Task details:
Reproduce every line in the listing that contains the word "name".

##### The input

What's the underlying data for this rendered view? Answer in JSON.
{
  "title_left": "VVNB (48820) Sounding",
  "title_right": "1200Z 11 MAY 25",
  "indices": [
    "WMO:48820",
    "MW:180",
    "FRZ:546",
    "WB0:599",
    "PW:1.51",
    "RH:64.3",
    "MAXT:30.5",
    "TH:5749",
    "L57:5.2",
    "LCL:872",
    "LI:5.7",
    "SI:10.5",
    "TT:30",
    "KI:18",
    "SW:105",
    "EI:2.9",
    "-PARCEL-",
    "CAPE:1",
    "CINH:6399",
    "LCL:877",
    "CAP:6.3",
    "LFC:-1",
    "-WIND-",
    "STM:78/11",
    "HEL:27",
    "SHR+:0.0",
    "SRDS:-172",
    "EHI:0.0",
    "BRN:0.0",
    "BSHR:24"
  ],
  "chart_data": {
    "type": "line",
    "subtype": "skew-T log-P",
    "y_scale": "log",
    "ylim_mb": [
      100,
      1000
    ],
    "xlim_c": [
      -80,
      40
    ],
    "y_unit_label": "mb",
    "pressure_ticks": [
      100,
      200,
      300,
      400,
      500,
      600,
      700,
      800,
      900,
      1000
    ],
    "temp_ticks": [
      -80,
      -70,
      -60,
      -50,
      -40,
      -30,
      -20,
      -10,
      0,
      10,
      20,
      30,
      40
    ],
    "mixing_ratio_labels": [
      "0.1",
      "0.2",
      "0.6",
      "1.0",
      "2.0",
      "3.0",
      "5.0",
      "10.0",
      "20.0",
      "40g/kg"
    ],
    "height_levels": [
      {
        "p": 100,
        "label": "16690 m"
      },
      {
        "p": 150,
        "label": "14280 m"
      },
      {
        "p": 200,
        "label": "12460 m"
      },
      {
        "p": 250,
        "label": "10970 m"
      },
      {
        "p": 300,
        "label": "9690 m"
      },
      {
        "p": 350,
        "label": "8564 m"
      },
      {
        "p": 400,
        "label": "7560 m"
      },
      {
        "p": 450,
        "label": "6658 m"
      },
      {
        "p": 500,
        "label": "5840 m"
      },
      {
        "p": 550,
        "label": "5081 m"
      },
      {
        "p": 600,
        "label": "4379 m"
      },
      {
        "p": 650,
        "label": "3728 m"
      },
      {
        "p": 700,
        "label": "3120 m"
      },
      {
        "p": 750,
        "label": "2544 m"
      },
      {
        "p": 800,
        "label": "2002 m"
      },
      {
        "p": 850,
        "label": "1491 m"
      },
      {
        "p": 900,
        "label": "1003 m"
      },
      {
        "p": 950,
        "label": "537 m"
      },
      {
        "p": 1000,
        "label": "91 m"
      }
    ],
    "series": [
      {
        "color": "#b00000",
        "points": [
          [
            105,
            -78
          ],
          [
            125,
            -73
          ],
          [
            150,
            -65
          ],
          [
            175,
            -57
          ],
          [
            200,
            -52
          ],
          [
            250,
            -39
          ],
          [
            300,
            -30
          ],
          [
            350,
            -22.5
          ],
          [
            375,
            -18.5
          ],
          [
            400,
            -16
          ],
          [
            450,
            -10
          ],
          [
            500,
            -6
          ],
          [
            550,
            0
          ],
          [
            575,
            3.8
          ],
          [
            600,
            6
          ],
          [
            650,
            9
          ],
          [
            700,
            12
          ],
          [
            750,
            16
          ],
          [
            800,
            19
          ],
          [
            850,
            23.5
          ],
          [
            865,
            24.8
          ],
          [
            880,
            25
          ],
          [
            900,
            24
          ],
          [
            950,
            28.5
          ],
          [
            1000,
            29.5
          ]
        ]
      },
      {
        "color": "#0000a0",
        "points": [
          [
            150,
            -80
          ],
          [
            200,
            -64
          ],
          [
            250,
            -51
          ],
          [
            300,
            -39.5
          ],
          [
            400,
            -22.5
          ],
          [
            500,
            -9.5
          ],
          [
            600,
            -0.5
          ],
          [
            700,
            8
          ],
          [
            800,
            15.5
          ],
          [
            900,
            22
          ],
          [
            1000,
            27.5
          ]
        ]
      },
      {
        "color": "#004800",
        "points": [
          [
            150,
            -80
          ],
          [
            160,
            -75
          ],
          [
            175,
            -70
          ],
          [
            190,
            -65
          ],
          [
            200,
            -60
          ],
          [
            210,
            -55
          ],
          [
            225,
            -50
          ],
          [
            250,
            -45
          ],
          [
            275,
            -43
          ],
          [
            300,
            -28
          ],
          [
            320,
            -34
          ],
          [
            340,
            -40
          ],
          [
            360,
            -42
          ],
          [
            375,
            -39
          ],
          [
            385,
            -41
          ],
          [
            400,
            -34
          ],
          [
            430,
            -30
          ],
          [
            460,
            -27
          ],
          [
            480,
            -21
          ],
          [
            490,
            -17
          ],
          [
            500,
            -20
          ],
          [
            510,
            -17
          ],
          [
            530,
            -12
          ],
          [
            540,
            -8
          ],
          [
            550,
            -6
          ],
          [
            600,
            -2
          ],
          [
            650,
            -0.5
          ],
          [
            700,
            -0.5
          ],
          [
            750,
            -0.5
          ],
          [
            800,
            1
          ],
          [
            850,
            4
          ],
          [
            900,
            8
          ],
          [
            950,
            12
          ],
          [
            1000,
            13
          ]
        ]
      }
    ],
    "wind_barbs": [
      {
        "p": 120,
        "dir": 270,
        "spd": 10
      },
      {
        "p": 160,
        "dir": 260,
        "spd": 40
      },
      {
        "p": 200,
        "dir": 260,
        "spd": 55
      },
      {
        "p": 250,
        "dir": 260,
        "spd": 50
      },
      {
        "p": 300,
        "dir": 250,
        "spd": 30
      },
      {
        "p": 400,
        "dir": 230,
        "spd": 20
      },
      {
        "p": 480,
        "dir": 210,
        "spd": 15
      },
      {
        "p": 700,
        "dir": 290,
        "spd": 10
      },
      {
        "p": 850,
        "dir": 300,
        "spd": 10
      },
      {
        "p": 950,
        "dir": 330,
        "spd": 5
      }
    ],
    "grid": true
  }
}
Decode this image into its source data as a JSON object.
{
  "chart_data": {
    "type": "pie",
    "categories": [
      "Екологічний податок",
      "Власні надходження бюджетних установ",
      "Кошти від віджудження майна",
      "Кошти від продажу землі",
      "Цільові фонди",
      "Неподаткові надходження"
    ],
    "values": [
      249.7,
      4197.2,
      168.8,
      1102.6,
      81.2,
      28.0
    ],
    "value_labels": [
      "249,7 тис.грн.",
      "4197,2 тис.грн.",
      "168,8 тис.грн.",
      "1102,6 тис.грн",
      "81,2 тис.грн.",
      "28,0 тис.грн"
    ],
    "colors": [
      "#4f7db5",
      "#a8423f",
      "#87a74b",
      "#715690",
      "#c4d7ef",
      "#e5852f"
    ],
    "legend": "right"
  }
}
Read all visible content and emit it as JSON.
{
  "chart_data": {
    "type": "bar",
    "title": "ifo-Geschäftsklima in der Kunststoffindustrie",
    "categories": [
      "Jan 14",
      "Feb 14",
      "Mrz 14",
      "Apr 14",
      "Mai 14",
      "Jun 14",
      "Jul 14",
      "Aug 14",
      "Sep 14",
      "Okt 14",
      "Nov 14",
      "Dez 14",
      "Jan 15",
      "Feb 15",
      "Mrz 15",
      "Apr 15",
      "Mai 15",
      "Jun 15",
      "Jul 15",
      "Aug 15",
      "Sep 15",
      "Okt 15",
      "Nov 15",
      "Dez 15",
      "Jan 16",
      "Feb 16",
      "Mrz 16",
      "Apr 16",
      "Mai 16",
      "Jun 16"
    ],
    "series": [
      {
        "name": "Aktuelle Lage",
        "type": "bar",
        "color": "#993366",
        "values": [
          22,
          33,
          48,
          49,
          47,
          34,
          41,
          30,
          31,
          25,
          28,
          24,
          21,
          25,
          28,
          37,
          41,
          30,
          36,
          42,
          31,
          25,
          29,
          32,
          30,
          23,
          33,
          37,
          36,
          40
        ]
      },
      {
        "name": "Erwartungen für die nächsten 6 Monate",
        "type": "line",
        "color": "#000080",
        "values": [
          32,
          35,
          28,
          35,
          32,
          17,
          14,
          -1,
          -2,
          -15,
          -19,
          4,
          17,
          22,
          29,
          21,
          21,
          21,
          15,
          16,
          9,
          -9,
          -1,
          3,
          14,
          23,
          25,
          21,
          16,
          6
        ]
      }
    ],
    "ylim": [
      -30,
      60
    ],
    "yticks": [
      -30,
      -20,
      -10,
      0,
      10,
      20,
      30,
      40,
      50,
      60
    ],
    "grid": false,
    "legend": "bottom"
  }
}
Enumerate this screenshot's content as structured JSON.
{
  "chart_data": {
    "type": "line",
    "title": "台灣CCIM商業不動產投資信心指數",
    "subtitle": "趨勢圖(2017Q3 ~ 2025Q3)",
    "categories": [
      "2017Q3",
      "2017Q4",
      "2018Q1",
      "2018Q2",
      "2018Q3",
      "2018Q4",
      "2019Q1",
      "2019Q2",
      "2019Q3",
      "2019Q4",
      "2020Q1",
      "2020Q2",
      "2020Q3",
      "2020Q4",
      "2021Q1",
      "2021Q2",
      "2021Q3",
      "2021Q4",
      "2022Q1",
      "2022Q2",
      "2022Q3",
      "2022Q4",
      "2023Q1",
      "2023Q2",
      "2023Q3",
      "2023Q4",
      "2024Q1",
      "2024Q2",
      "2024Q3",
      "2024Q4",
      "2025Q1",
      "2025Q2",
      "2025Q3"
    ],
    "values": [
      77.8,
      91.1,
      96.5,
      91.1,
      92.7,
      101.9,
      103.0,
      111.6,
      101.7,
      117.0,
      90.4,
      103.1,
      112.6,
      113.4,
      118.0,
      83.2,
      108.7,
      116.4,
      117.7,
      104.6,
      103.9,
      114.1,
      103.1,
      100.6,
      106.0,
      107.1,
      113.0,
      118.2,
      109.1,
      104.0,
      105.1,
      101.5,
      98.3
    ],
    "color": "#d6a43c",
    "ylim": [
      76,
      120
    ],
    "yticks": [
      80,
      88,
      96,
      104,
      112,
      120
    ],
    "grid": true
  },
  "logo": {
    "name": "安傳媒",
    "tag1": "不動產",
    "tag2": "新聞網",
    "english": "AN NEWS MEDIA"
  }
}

##########

Exercise response:
        "name": "Aktuelle Lage",
        "name": "Erwartungen für die nächsten 6 Monate",
    "name": "安傳媒",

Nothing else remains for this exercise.